• [EXCERPT TO READ]:
>> START

- Bob (left) would usually appear seated at the piano, as here

Background information
- Born: 15 August 1907, Sunderland, County Durham, England (Bob) 15 June 1910, Sunderland, County Durham, England (Alf)
- Origin: Sunderland, County Durham, England
- Died: 30 December 1985 (aged 78), Sunderland, Tyne and Wear, England (Bob) 7 July 2012 (aged 102), London, England (Alf)
- Genres: Vocal; jazz; British dance band; traditional pop;
- Instruments: Vocals and piano
- Years active: 1927–1985
- Labels: Columbia, Piccadilly, Broadcast, Imperial, Rex, Parlophone
- Past members: Bob Pearson Alf Pearson

= Bob and Alf Pearson =

English musical variety double act

Bob and Alf Pearson were an English musical variety double act, consisting of brothers Robert Alexander Pearson (15 August 1907 – 30 December 1985) and Alfred Vernon Pearson (15 June 1910 – 7 July 2012), who were mainly known for their singing of songs as a duo in close-harmony. Their career together lasted over 50 years, spanning stage, radio, television and gramophone records.

During the 1930s, they became one of the most popular acts in Britain, and had sold over a million records by 1936. Their fame continued into the post-war period, when they regularly appeared on the BBC Radio show Ray's a Laugh with comedian Ted Ray. Introducing themselves with their signature tune, "My Brother and I", audiences heard the brothers performing well-known songs, with Bob accompanying on piano. Ray would ask, "Why, it's a little girl, what's your name?" with Bob replying, "Jennifer", followed by a comedy routine. Bob's turn as 'Jennifer' became closely associated with their act.

== Early lives ==
Bob and Alf Pearson were both born in Sunderland, then part of County Durham, in the north-east of England, where they also grew up. Their father, Edwin Arthur Pearson, was a plasterer, but their mother, Emily Smiles (performing under her maiden name), was a contralto singer who belonged to the Moody-Manners Opera Company.

Bob, the older of the two, was born on 15 August 1907, whilst three years later, on 15 June 1910, Alf was born; they also had two younger sisters. The duo started as choir boys in Sunderland's Christ Church choir, in which the principal treble soloist was Bob. When his voice broke, Alf took on the role. At the North of England Music Festival in 1921, with composer Ralph Vaughan Williams as adjudicator, Bob was winner of the Boys' Solo class; in 1924, three years later, Alf also won the prize.

As soon as the brothers left school (aged 14), they were put to work as apprentices in their father's plastering business, and would sing while they worked around houses in Wearside. Alf's first professional engagement was as a teenage boy in 1924, singing "Oh! Susanna" in the musical prologue before the film The Covered Wagon at the King's Theatre in Sunderland. When his voice broke, he began to sing with a St Gabriel's Church group, the Blue Boys, whilst Bob was training to be a classical pianist. Realising that he could not play on the pianos in church halls, Bob suggested they sing duets, finishing with Negro spirituals such as "I Got a Robe", "Tis You O Lawdy" and "Standing in the Need of Prayer". As Alf later recalled, "That's what we did and so we had an act before we came to London. Whenever the Blue Boys was advertised, the place was full." It was in 1927 that their duet act was born, and they began appearing at amateur shows and parties across the north-east of England. Bob would sing tenor from the piano, as he accompanied Alf in close harmony.

>> END

[Data entries]
>> START

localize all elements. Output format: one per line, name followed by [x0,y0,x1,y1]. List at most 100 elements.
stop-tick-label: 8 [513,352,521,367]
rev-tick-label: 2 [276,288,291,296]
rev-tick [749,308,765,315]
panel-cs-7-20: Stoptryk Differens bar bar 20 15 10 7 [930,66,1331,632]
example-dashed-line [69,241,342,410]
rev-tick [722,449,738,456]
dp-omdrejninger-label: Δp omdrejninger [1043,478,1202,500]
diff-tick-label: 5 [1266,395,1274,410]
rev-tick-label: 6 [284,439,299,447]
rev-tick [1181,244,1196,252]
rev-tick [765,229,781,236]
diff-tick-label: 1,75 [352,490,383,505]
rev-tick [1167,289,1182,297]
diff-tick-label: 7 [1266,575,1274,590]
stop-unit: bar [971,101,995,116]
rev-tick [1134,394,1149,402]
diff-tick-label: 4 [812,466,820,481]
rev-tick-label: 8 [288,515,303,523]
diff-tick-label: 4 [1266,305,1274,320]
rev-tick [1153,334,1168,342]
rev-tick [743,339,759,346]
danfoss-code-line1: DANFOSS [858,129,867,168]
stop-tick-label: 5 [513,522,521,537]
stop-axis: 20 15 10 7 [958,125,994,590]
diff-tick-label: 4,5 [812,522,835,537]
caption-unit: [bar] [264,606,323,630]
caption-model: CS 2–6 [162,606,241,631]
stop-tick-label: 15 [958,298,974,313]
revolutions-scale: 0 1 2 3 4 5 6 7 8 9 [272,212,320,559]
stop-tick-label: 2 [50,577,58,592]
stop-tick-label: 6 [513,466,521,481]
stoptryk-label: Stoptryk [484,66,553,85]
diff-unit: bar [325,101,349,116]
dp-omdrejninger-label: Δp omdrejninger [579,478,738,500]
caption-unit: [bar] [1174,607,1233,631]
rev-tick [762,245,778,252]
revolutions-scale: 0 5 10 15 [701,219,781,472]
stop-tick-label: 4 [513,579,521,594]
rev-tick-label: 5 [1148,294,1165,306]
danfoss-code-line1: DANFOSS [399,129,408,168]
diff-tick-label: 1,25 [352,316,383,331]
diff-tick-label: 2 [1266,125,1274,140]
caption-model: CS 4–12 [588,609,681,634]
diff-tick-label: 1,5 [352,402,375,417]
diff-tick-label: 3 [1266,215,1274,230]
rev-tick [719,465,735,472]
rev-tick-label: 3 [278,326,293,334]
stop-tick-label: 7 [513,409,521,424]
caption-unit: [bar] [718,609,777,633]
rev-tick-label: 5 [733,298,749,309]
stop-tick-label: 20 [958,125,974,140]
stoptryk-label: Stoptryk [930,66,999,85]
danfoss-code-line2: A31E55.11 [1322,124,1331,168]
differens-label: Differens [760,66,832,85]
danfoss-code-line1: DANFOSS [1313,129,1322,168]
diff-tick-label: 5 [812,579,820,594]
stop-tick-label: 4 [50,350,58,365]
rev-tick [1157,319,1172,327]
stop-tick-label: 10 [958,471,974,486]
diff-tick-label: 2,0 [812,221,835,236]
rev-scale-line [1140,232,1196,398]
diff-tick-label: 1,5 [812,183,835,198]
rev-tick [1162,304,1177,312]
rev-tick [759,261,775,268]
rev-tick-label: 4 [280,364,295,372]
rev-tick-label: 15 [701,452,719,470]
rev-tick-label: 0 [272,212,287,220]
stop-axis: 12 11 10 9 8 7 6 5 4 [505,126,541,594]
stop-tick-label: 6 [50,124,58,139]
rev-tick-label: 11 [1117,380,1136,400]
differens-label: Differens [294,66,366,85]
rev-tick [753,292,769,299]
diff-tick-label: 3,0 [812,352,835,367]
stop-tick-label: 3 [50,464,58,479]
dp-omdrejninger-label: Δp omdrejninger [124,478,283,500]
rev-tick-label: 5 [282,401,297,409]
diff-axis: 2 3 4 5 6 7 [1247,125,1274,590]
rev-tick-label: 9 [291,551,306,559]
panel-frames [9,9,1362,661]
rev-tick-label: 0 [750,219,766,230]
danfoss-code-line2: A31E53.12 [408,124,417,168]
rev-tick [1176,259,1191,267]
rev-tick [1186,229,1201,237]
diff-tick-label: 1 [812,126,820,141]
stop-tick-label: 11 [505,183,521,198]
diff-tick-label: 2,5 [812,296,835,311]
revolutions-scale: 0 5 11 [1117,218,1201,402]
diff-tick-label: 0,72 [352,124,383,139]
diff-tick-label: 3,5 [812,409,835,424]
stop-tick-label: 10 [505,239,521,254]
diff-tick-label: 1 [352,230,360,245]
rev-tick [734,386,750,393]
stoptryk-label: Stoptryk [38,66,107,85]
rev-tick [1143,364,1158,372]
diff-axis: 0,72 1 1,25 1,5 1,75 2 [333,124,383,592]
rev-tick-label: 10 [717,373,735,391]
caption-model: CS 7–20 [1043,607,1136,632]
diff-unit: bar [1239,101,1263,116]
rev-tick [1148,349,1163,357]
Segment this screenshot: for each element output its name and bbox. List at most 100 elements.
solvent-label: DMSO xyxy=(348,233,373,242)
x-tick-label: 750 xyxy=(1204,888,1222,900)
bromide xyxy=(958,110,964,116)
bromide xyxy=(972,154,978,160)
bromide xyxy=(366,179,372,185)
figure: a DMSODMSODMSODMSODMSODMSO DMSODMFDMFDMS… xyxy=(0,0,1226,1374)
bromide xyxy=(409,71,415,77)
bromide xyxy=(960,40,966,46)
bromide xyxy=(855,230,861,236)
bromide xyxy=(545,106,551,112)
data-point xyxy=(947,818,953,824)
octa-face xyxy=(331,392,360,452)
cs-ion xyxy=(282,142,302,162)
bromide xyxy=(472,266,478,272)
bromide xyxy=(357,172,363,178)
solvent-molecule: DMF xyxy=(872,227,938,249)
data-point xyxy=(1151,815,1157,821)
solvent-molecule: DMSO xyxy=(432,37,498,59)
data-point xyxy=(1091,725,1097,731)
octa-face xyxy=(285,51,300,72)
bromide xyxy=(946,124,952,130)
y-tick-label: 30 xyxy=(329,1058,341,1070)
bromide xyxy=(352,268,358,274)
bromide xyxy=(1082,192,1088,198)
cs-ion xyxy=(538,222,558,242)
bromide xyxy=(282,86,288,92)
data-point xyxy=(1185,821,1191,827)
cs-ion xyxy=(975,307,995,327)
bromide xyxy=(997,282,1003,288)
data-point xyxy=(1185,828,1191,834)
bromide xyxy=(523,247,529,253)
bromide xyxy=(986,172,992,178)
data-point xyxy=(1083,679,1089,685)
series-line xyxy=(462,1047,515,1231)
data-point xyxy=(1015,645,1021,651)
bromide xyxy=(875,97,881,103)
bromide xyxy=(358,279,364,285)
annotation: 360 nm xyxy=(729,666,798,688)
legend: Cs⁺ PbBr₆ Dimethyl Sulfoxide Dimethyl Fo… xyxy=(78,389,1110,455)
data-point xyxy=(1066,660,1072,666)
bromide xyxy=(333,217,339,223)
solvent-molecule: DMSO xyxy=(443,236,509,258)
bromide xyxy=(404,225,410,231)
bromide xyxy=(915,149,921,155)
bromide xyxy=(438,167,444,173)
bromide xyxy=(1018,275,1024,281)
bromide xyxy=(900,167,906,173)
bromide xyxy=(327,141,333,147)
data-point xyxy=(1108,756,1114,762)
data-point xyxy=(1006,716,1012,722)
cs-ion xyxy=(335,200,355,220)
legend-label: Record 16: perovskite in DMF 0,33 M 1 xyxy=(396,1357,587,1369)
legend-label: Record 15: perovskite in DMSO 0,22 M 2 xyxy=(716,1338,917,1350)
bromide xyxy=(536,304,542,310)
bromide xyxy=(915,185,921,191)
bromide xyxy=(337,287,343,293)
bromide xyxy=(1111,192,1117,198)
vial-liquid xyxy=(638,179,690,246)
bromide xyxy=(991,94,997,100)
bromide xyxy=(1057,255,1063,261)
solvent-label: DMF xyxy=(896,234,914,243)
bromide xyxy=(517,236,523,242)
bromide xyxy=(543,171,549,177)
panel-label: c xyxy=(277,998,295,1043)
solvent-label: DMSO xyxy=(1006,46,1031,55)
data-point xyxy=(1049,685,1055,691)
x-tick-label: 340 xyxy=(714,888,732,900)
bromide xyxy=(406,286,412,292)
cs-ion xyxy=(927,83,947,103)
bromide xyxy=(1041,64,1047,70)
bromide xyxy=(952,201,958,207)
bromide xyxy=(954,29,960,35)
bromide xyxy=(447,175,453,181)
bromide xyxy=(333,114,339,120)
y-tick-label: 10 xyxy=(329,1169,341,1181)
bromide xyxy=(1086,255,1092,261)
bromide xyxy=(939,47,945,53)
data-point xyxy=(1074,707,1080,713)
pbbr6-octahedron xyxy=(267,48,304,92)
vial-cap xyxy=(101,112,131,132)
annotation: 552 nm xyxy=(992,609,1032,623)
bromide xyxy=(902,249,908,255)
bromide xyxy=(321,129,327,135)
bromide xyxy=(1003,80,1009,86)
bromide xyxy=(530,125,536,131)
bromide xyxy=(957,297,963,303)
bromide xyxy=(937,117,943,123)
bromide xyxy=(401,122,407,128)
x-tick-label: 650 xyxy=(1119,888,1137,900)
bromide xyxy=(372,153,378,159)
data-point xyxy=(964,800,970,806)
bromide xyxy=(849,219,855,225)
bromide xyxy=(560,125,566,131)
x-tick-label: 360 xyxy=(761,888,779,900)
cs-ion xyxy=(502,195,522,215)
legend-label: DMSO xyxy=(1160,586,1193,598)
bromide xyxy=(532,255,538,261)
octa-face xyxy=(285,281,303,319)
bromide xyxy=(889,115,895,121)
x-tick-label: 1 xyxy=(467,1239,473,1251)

>> END

• [INSTRUCTIONS FOR THE TASK]:
In the passage about Bob and Alf Pearson, which song did the brothers use as their signature tune? Rely only on the passage about Bob and Alf Pearson.

• [SOLUTION TO THIS PROBLEM]:
"My Brother and I"